**Given task**
Every entry that follows should be repeated exactly; drop the images.
▬▬▬▬▬▬▬▬▬▬
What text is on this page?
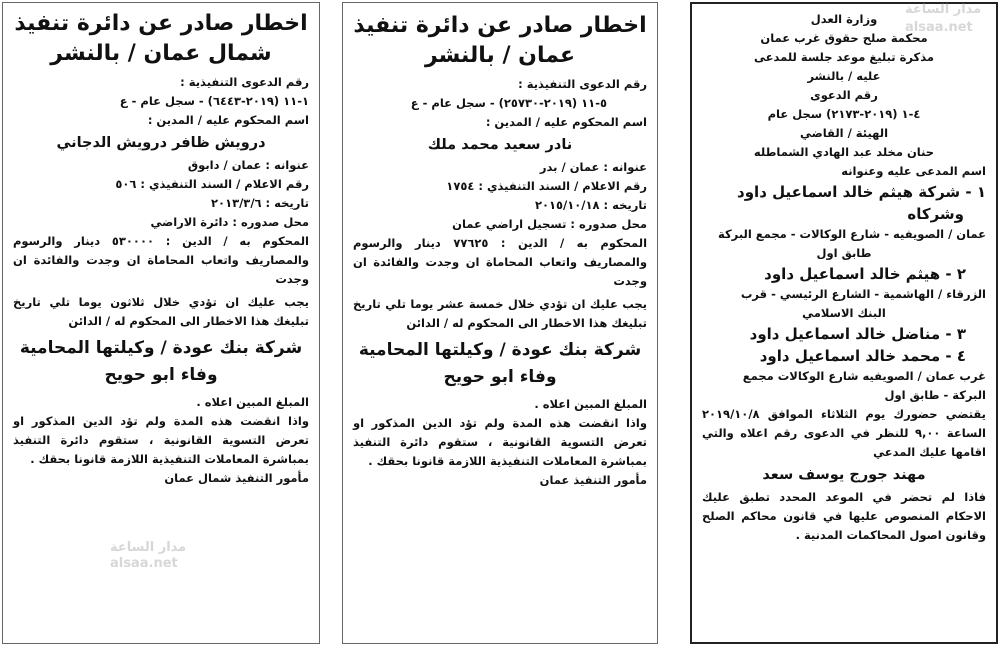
وزارة العدل
محكمة صلح حقوق غرب عمان
مذكرة تبليغ موعد جلسة للمدعى
عليه / بالنشر
رقم الدعوى
٤-١ (٢٠١٩-٢١٧٣) سجل عام
الهيئة / القاضي
حنان مخلد عبد الهادي الشماطله
اسم المدعى عليه وعنوانه
١ - شركة هيثم خالد اسماعيل داود
وشركاه
عمان / الصويفيه - شارع الوكالات - مجمع البركة
طابق اول
٢ - هيثم خالد اسماعيل داود
الزرقاء / الهاشمية - الشارع الرئيسي - قرب
البنك الاسلامي
٣ - مناضل خالد اسماعيل داود
٤ - محمد خالد اسماعيل داود
غرب عمان / الصويفيه شارع الوكالات مجمع
البركة - طابق اول
يقتضي حضورك يوم الثلاثاء الموافق ٢٠١٩/١٠/٨ الساعة ٩,٠٠ للنظر في الدعوى رقم اعلاه والتي اقامها عليك المدعي
مهند جورج يوسف سعد
فاذا لم تحضر في الموعد المحدد تطبق عليك الاحكام المنصوص عليها في قانون محاكم الصلح وقانون اصول المحاكمات المدنية .
اخطار صادر عن دائرة تنفيذ
عمان / بالنشر
رقم الدعوى التنفيذية :
٥-١١ (٢٠١٩-٢٥٧٣٠) - سجل عام - ع
اسم المحكوم عليه / المدين :
نادر سعيد محمد ملك
عنوانه : عمان / بدر
رقم الاعلام / السند التنفيذي : ١٧٥٤
تاريخه : ٢٠١٥/١٠/١٨
محل صدوره : تسجيل اراضي عمان
المحكوم به / الدين : ٧٧٦٢٥ دينار والرسوم والمصاريف واتعاب المحاماة ان وجدت والفائدة ان وجدت
يجب عليك ان تؤدي خلال خمسة عشر يوما تلي تاريخ تبليغك هذا الاخطار الى المحكوم له / الدائن
شركة بنك عودة / وكيلتها المحامية
وفاء ابو حويح
المبلغ المبين اعلاه .
واذا انقضت هذه المدة ولم تؤد الدين المذكور او تعرض التسوية القانونية ، ستقوم دائرة التنفيذ بمباشرة المعاملات التنفيذية اللازمة قانونا بحقك .
مأمور التنفيذ عمان
اخطار صادر عن دائرة تنفيذ
شمال عمان / بالنشر
رقم الدعوى التنفيذية :
١-١١ (٢٠١٩-٦٤٤٣) - سجل عام - ع
اسم المحكوم عليه / المدين :
درويش ظافر درويش الدجاني
عنوانه : عمان / دابوق
رقم الاعلام / السند التنفيذي : ٥٠٦
تاريخه : ٢٠١٣/٣/٦
محل صدوره : دائرة الاراضي
المحكوم به / الدين : ٥٣٠٠٠٠ دينار والرسوم والمصاريف واتعاب المحاماة ان وجدت والفائدة ان وجدت
يجب عليك ان تؤدي خلال ثلاثون يوما تلي تاريخ تبليغك هذا الاخطار الى المحكوم له / الدائن
شركة بنك عودة / وكيلتها المحامية
وفاء ابو حويح
المبلغ المبين اعلاه .
واذا انقضت هذه المدة ولم تؤد الدين المذكور او تعرض التسوية القانونية ، ستقوم دائرة التنفيذ بمباشرة المعاملات التنفيذية اللازمة قانونا بحقك .
مأمور التنفيذ شمال عمان
مدار الساعة
alsaa.net
مدار الساعة
alsaa.net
▬▬▬▬▬▬▬▬▬▬
**Completed exercise**
What text is on this page?
وزارة العدل
محكمة صلح حقوق غرب عمان
مذكرة تبليغ موعد جلسة للمدعى
عليه / بالنشر
رقم الدعوى
٤-١ (٢٠١٩-٢١٧٣) سجل عام
الهيئة / القاضي
حنان مخلد عبد الهادي الشماطله
اسم المدعى عليه وعنوانه
١ - شركة هيثم خالد اسماعيل داود
وشركاه
عمان / الصويفيه - شارع الوكالات - مجمع البركة
طابق اول
٢ - هيثم خالد اسماعيل داود
الزرقاء / الهاشمية - الشارع الرئيسي - قرب
البنك الاسلامي
٣ - مناضل خالد اسماعيل داود
٤ - محمد خالد اسماعيل داود
غرب عمان / الصويفيه شارع الوكالات مجمع
البركة - طابق اول
يقتضي حضورك يوم الثلاثاء الموافق ٢٠١٩/١٠/٨ الساعة ٩,٠٠ للنظر في الدعوى رقم اعلاه والتي اقامها عليك المدعي
مهند جورج يوسف سعد
فاذا لم تحضر في الموعد المحدد تطبق عليك الاحكام المنصوص عليها في قانون محاكم الصلح وقانون اصول المحاكمات المدنية .
اخطار صادر عن دائرة تنفيذ
عمان / بالنشر
رقم الدعوى التنفيذية :
٥-١١ (٢٠١٩-٢٥٧٣٠) - سجل عام - ع
اسم المحكوم عليه / المدين :
نادر سعيد محمد ملك
عنوانه : عمان / بدر
رقم الاعلام / السند التنفيذي : ١٧٥٤
تاريخه : ٢٠١٥/١٠/١٨
محل صدوره : تسجيل اراضي عمان
المحكوم به / الدين : ٧٧٦٢٥ دينار والرسوم والمصاريف واتعاب المحاماة ان وجدت والفائدة ان وجدت
يجب عليك ان تؤدي خلال خمسة عشر يوما تلي تاريخ تبليغك هذا الاخطار الى المحكوم له / الدائن
شركة بنك عودة / وكيلتها المحامية
وفاء ابو حويح
المبلغ المبين اعلاه .
واذا انقضت هذه المدة ولم تؤد الدين المذكور او تعرض التسوية القانونية ، ستقوم دائرة التنفيذ بمباشرة المعاملات التنفيذية اللازمة قانونا بحقك .
مأمور التنفيذ عمان
اخطار صادر عن دائرة تنفيذ
شمال عمان / بالنشر
رقم الدعوى التنفيذية :
١-١١ (٢٠١٩-٦٤٤٣) - سجل عام - ع
اسم المحكوم عليه / المدين :
درويش ظافر درويش الدجاني
عنوانه : عمان / دابوق
رقم الاعلام / السند التنفيذي : ٥٠٦
تاريخه : ٢٠١٣/٣/٦
محل صدوره : دائرة الاراضي
المحكوم به / الدين : ٥٣٠٠٠٠ دينار والرسوم والمصاريف واتعاب المحاماة ان وجدت والفائدة ان وجدت
يجب عليك ان تؤدي خلال ثلاثون يوما تلي تاريخ تبليغك هذا الاخطار الى المحكوم له / الدائن
شركة بنك عودة / وكيلتها المحامية
وفاء ابو حويح
المبلغ المبين اعلاه .
واذا انقضت هذه المدة ولم تؤد الدين المذكور او تعرض التسوية القانونية ، ستقوم دائرة التنفيذ بمباشرة المعاملات التنفيذية اللازمة قانونا بحقك .
مأمور التنفيذ شمال عمان
مدار الساعة
alsaa.net
مدار الساعة
alsaa.net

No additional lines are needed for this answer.